## DATA SUPPLIED
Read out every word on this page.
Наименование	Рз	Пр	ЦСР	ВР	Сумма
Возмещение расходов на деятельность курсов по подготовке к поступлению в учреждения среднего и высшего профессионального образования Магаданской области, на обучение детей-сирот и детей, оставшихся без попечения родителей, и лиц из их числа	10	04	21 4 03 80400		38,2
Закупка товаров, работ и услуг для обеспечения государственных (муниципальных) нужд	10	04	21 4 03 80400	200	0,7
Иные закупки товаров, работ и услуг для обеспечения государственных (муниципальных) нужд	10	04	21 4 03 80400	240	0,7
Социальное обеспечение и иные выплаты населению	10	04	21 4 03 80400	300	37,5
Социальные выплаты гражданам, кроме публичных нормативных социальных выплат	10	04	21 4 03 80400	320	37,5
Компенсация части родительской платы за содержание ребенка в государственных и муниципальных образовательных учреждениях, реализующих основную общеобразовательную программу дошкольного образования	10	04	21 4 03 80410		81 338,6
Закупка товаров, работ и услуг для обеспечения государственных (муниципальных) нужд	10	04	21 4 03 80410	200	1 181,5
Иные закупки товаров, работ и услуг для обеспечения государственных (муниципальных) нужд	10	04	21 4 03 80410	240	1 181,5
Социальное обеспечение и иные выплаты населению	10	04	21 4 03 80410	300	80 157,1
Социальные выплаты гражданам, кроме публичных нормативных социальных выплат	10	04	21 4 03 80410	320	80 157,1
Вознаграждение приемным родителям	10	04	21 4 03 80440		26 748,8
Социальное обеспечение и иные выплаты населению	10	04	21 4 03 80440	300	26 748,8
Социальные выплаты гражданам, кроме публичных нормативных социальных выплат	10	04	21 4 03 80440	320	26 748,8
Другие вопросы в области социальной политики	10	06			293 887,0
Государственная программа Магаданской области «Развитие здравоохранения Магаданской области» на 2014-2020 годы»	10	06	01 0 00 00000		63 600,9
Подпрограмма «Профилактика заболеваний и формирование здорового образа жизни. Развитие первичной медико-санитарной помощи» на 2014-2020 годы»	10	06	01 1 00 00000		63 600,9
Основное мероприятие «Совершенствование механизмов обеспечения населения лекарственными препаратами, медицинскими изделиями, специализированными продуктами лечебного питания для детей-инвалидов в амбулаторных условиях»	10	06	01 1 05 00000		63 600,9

## GOAL
Copy every line in the entries above that has the string "закупки" in it.

## TASK RESULT
Иные закупки товаров, работ и услуг для обеспечения государственных (муниципальных) нужд	10	04	21 4 03 80400	240	0,7
Иные закупки товаров, работ и услуг для обеспечения государственных (муниципальных) нужд	10	04	21 4 03 80410	240	1 181,5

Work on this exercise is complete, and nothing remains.